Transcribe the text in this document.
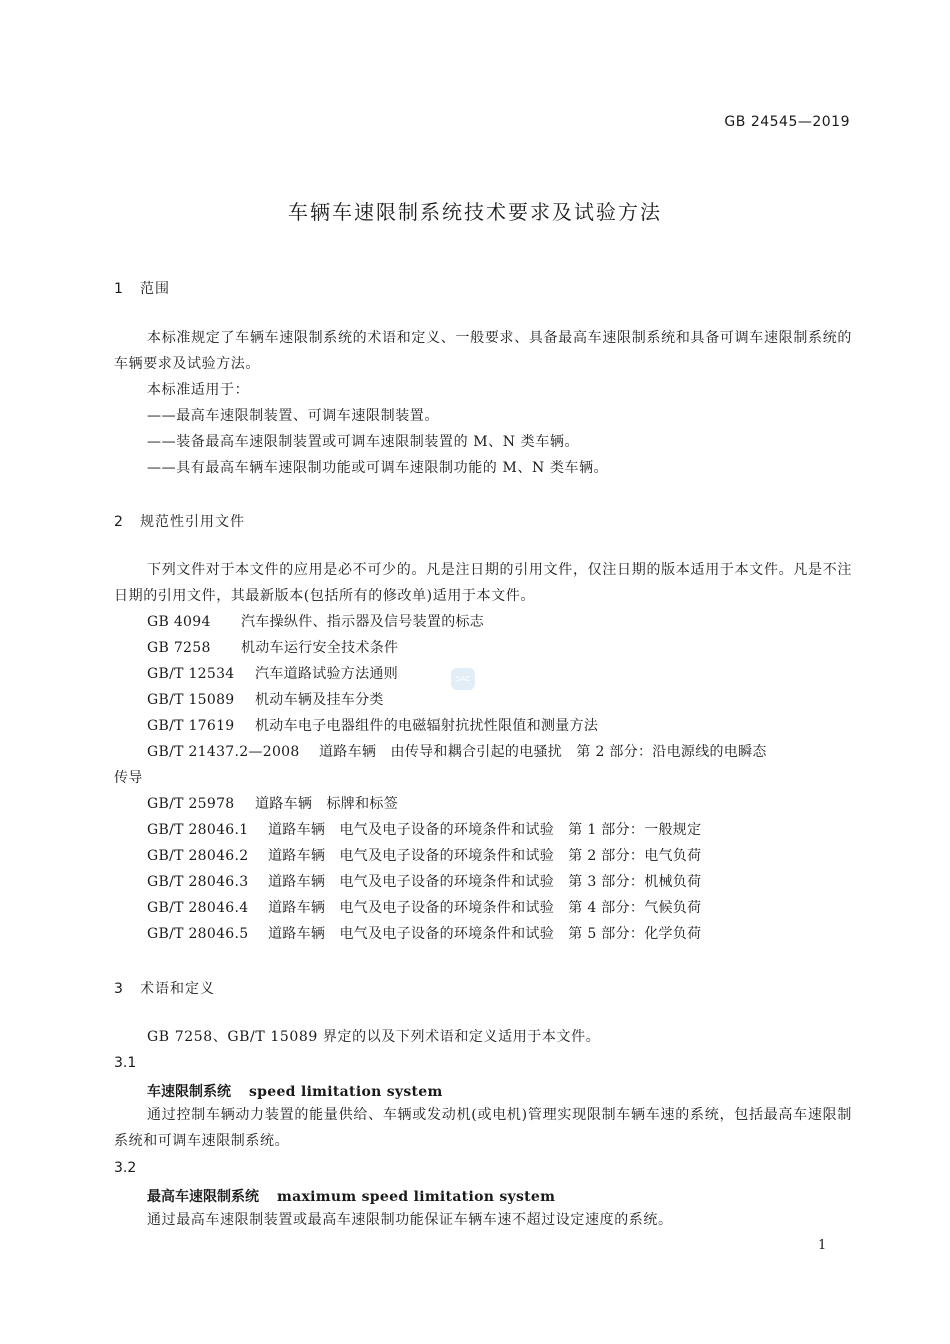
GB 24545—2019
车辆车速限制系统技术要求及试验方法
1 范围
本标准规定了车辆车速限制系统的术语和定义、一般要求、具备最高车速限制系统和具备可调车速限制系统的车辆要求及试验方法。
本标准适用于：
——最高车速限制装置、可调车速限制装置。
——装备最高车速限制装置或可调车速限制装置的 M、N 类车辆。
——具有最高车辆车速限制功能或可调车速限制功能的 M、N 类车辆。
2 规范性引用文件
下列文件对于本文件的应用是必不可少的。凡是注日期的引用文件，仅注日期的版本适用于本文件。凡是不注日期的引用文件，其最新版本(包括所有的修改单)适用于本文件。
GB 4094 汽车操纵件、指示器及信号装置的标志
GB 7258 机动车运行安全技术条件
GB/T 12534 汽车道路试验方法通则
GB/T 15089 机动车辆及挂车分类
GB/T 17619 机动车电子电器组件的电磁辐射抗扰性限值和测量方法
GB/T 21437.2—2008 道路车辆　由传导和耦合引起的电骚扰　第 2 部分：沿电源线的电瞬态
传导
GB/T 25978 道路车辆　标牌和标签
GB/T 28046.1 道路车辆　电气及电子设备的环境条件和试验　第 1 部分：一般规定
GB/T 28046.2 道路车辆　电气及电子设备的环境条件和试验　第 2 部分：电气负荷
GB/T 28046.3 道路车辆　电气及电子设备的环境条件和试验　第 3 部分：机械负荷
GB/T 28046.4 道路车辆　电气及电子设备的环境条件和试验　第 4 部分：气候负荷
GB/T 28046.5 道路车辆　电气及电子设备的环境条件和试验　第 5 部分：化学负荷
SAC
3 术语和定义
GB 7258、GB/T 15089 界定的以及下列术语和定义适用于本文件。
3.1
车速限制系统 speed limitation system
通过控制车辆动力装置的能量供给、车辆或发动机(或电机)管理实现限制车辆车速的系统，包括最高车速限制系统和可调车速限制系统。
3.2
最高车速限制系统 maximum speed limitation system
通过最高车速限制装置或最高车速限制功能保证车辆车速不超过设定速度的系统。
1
==
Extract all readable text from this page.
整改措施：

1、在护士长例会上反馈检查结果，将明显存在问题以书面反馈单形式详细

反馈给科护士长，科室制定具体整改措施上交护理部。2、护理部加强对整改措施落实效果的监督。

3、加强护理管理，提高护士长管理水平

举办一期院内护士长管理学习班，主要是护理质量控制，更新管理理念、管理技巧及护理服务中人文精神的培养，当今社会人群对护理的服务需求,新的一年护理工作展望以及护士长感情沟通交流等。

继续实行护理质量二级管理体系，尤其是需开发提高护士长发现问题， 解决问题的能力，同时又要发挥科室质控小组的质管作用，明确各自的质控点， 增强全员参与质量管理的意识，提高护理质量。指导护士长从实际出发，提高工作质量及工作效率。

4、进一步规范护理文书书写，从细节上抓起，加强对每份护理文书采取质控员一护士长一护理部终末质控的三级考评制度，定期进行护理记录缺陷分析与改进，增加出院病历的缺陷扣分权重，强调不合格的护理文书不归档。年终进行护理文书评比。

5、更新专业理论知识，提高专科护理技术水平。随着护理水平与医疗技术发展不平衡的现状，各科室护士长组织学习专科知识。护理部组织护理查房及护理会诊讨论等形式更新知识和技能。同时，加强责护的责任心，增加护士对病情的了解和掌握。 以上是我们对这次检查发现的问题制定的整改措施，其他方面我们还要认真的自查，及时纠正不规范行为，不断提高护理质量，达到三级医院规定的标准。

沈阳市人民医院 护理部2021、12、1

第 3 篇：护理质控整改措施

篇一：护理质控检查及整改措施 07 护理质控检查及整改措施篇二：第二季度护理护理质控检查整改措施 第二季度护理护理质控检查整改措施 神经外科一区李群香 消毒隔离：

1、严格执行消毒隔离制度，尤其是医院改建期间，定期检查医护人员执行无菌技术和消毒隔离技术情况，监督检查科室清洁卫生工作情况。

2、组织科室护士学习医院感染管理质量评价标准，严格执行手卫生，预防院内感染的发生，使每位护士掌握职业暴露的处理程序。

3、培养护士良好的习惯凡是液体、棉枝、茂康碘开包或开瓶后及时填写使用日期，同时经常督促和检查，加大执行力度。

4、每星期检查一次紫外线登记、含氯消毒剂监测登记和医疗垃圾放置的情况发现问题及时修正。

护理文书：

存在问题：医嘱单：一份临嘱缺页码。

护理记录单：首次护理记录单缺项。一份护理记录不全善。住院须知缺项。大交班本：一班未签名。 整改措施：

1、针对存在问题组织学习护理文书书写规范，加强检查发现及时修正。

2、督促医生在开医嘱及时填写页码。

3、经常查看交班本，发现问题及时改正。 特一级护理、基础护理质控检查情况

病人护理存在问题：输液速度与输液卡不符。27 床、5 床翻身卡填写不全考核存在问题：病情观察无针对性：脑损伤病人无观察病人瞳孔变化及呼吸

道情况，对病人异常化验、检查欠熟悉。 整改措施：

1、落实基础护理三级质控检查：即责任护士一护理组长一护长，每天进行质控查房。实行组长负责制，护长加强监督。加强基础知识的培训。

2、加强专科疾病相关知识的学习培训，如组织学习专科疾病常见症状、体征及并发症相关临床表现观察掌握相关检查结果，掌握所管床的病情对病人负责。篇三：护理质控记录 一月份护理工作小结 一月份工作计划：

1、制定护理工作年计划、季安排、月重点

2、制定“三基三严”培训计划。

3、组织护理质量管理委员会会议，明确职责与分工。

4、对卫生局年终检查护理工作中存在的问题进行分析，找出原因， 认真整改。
---
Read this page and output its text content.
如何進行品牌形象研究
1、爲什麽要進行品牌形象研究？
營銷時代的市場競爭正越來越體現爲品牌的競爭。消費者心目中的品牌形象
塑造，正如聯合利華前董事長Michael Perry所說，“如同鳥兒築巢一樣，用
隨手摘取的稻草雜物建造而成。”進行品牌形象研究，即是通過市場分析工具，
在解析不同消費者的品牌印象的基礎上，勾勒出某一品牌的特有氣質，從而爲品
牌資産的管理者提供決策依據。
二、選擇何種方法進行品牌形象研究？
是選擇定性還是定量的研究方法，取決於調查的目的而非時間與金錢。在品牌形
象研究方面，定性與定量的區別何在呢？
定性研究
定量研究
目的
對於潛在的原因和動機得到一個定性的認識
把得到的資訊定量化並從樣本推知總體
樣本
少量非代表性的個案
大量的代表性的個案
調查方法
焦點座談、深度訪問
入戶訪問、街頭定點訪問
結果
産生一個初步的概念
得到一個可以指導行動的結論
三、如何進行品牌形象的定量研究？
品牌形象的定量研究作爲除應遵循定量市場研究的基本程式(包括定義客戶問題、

▸ WHAT IS BEING ASKED
Identify and list each line with the word "道路车辆".

▸ FINISHED ANSWER
GB/T 21437.2—2008 道路车辆　由传导和耦合引起的电骚扰　第 2 部分：沿电源线的电瞬态
GB/T 25978 道路车辆　标牌和标签
GB/T 28046.1 道路车辆　电气及电子设备的环境条件和试验　第 1 部分：一般规定
GB/T 28046.2 道路车辆　电气及电子设备的环境条件和试验　第 2 部分：电气负荷
GB/T 28046.3 道路车辆　电气及电子设备的环境条件和试验　第 3 部分：机械负荷
GB/T 28046.4 道路车辆　电气及电子设备的环境条件和试验　第 4 部分：气候负荷
GB/T 28046.5 道路车辆　电气及电子设备的环境条件和试验　第 5 部分：化学负荷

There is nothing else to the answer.